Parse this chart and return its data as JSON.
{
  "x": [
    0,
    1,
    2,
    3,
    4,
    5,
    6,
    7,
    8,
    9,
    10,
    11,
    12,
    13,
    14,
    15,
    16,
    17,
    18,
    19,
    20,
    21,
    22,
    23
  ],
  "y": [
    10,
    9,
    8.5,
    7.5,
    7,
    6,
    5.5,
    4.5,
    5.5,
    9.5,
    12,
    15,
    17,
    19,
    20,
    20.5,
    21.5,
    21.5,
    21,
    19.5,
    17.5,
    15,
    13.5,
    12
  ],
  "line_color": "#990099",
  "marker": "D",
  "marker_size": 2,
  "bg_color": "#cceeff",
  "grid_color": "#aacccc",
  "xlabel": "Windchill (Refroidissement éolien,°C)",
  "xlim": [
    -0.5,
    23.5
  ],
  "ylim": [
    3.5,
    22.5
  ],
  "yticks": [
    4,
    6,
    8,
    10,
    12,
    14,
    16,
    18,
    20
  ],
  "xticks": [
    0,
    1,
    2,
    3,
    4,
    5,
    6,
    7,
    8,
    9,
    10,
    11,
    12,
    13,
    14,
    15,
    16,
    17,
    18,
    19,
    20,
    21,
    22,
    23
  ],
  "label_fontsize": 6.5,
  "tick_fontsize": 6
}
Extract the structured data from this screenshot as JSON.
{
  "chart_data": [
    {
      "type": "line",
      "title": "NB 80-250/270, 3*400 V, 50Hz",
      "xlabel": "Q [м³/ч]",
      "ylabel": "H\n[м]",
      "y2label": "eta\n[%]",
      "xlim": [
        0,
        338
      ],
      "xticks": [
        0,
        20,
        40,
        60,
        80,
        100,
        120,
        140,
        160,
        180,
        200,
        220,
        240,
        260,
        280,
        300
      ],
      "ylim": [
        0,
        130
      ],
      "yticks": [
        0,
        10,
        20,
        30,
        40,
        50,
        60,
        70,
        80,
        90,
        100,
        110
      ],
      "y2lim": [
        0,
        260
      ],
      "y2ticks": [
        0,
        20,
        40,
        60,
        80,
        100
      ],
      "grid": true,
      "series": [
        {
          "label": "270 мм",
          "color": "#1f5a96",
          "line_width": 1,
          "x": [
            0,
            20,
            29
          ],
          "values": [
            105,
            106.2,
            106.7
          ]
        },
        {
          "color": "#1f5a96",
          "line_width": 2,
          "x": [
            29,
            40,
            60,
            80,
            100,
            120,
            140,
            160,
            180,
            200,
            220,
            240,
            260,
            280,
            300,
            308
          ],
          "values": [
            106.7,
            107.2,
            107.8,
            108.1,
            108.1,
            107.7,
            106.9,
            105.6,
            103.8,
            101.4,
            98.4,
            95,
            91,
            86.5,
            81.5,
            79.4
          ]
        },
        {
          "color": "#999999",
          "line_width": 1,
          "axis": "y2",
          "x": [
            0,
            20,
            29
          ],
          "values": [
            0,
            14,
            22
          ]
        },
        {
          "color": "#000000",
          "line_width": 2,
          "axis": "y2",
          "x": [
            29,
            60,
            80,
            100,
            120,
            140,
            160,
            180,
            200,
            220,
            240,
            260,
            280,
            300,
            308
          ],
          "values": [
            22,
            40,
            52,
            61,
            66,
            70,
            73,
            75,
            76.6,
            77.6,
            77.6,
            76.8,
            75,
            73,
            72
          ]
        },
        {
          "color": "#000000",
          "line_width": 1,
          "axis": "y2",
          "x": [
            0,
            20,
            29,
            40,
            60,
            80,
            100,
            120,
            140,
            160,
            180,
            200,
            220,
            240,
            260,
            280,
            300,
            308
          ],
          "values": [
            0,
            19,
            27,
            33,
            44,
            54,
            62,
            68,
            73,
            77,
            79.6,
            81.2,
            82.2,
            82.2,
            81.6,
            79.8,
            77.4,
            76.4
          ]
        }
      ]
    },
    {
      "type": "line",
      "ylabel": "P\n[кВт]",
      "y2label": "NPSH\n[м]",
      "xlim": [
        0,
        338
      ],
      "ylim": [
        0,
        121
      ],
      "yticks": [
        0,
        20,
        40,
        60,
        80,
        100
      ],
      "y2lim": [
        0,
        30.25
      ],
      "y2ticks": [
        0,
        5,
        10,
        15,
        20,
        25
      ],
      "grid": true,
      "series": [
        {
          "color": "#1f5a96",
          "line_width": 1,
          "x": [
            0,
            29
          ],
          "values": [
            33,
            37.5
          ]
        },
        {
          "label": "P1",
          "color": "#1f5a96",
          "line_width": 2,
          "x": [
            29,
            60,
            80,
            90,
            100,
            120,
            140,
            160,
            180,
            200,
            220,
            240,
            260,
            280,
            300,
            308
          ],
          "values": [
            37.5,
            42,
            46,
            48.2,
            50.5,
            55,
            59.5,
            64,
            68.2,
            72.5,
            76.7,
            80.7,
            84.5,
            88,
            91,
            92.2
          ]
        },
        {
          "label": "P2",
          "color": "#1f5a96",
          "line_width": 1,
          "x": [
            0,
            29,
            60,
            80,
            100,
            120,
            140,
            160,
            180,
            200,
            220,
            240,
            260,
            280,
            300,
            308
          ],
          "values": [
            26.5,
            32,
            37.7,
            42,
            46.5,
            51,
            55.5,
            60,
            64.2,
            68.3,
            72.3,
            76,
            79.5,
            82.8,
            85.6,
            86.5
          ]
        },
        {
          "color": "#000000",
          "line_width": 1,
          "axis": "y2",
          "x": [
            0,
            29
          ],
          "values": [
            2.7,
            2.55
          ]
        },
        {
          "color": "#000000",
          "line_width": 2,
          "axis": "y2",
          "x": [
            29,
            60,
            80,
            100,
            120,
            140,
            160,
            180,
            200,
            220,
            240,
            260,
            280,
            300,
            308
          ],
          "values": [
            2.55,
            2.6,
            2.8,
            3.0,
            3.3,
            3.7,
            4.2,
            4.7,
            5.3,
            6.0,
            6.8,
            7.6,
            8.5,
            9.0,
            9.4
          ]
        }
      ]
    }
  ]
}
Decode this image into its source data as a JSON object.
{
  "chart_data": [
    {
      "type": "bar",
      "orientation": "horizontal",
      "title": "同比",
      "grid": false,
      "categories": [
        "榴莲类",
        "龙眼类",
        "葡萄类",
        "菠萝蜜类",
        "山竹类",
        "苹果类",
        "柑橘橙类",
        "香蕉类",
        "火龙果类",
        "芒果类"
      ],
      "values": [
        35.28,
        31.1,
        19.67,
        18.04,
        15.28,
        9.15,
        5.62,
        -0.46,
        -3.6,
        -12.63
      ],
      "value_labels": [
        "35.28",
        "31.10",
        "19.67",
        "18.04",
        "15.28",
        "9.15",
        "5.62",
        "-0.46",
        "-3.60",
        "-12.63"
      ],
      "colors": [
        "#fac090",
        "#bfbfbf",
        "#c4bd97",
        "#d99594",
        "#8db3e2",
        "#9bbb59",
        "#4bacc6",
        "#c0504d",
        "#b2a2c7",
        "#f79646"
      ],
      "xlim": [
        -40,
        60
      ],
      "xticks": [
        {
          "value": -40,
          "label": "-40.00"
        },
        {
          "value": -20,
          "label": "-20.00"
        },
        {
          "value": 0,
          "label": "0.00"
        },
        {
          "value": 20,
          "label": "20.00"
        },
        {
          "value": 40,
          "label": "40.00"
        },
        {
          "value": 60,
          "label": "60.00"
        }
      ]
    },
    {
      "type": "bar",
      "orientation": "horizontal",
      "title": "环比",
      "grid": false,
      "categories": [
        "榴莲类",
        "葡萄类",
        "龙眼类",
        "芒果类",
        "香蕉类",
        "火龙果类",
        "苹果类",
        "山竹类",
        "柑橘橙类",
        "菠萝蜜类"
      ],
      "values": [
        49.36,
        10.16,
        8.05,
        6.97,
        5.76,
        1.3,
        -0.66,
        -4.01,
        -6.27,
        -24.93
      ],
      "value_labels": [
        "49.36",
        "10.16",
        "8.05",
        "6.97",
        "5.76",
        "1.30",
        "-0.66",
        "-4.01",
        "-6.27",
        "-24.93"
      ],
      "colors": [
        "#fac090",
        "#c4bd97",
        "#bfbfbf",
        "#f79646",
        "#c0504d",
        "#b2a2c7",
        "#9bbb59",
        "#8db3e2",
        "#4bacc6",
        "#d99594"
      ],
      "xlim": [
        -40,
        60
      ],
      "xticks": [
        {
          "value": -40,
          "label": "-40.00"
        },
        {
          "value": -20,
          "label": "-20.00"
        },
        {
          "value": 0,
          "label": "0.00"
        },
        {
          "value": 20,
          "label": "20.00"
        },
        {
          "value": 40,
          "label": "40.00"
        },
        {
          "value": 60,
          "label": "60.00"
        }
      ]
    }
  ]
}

------------------------------------------------------------------------

BRIEF –
Please list every line of the records that contains "this".

ANSWER TO THE EXERCISE –
Parse this chart and return its data as JSON.
Extract the structured data from this screenshot as JSON.
Decode this image into its source data as a JSON object.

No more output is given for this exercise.